## Begin Task material
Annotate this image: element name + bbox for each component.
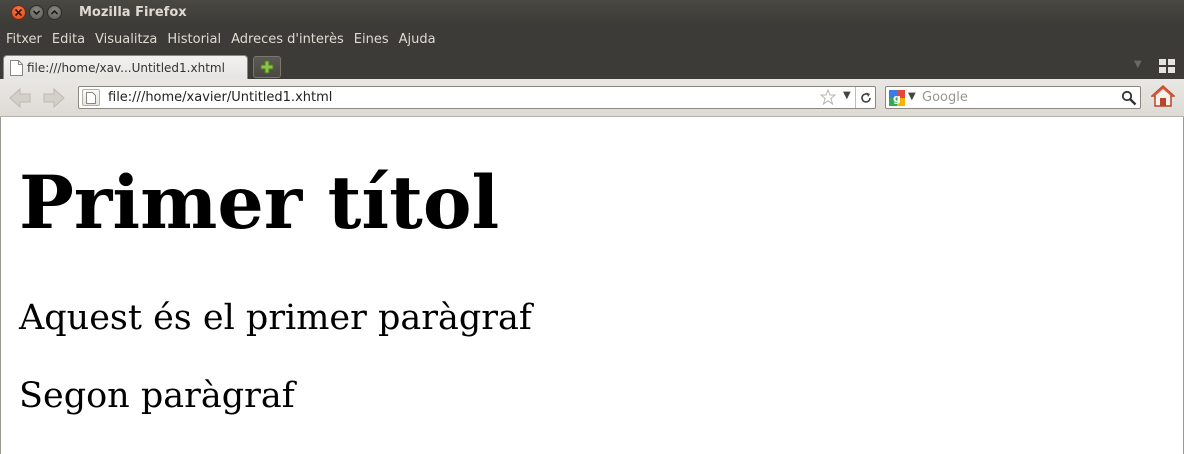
## End Task material
## Begin Task material
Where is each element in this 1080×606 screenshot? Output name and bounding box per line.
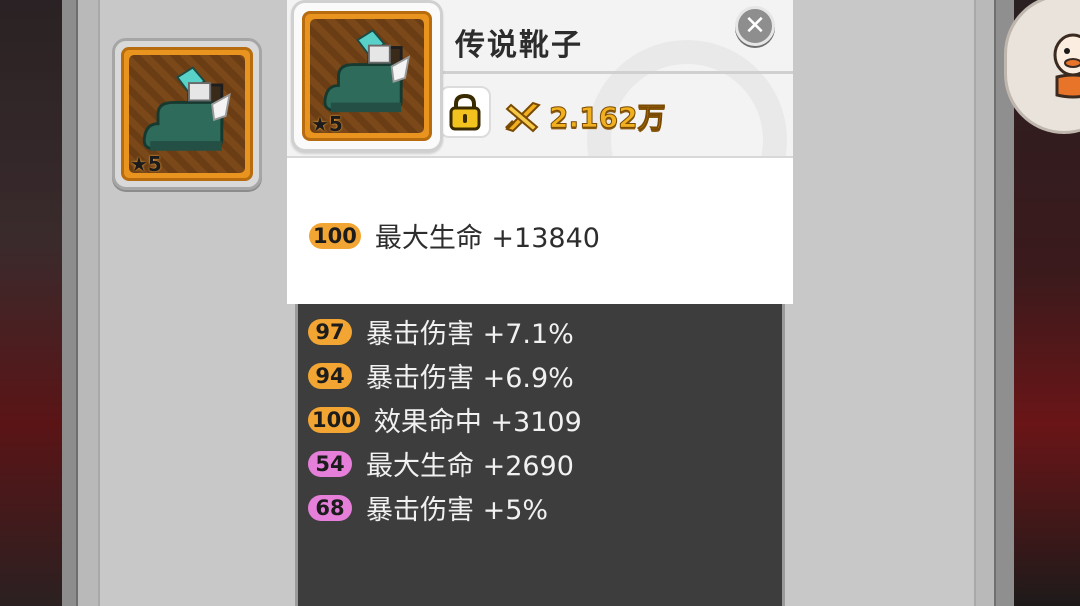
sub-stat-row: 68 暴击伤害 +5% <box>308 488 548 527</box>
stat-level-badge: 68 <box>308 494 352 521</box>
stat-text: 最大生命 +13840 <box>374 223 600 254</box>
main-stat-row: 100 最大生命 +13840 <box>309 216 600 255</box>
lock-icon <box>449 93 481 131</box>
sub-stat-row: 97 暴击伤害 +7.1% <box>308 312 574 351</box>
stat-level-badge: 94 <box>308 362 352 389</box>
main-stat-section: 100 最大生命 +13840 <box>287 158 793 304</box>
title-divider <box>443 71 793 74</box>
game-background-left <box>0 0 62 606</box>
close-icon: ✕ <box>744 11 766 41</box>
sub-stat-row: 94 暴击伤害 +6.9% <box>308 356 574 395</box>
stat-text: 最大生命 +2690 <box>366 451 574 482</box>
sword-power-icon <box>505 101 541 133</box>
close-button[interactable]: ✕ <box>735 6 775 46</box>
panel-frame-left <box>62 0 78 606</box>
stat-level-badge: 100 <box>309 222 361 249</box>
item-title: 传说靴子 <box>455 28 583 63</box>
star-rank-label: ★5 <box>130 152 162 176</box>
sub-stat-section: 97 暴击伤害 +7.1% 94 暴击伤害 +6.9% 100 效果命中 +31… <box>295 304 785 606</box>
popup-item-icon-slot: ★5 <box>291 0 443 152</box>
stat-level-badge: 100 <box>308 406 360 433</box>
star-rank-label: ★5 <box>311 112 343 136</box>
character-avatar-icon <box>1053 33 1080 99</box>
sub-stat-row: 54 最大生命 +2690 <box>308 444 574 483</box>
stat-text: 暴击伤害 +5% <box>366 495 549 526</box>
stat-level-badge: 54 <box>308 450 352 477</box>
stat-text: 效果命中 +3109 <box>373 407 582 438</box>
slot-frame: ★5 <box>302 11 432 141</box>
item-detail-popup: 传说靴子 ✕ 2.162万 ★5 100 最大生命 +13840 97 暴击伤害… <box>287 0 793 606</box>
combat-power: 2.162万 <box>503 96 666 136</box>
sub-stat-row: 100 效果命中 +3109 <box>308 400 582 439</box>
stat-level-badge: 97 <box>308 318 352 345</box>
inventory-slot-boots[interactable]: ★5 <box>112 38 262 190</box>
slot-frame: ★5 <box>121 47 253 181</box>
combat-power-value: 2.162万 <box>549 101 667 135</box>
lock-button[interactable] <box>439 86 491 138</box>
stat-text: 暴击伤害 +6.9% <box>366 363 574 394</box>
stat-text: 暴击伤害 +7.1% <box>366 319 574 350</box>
## End Task material
#### The request:
Copy out everything above from the line containing "Where is each" down to the line containing "stat-level-badge: 94 <box>308", including both of those lines. Leave out the pictures.

#### Solved problem:
Where is each element in this 1080×606 screenshot? Output name and bounding box per line.
sub-stat-row: 68 暴击伤害 +5% <box>308 488 548 527</box>
stat-level-badge: 68 <box>308 494 352 521</box>
stat-text: 最大生命 +13840 <box>374 223 600 254</box>
main-stat-row: 100 最大生命 +13840 <box>309 216 600 255</box>
lock-icon <box>449 93 481 131</box>
sub-stat-row: 97 暴击伤害 +7.1% <box>308 312 574 351</box>
stat-level-badge: 94 <box>308 362 352 389</box>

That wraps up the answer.